▶ [Task material]

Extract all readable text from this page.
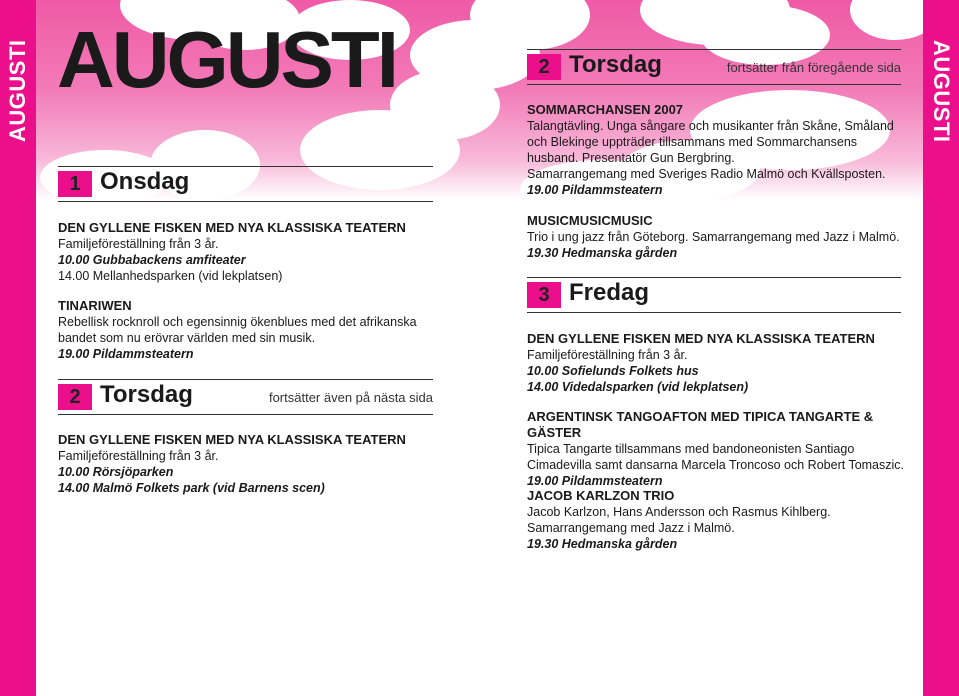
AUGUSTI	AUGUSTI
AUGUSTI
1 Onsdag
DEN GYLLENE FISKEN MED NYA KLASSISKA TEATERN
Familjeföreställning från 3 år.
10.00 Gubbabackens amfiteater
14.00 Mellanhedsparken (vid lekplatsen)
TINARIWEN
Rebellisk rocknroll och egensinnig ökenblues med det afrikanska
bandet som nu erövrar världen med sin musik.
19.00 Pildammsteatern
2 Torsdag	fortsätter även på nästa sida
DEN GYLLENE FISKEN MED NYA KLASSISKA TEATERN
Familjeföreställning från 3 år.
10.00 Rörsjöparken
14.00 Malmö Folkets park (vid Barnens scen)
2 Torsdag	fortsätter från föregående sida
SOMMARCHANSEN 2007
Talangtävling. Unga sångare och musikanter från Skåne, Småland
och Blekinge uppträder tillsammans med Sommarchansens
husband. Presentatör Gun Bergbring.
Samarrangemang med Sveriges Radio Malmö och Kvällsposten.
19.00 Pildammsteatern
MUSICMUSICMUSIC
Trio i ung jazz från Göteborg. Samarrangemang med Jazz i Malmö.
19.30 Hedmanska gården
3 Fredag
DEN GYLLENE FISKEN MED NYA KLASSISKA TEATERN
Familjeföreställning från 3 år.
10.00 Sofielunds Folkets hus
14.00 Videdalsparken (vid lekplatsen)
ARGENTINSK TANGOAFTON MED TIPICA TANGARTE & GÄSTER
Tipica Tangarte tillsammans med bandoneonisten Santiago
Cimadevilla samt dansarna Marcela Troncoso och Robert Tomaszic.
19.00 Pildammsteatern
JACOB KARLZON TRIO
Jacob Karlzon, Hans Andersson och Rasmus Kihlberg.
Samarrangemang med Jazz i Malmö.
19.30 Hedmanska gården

▶ [What is required] Tally up the lines in the records containing the word "Jazz", then give the count and nothing else.

▶ [Problem solution] 2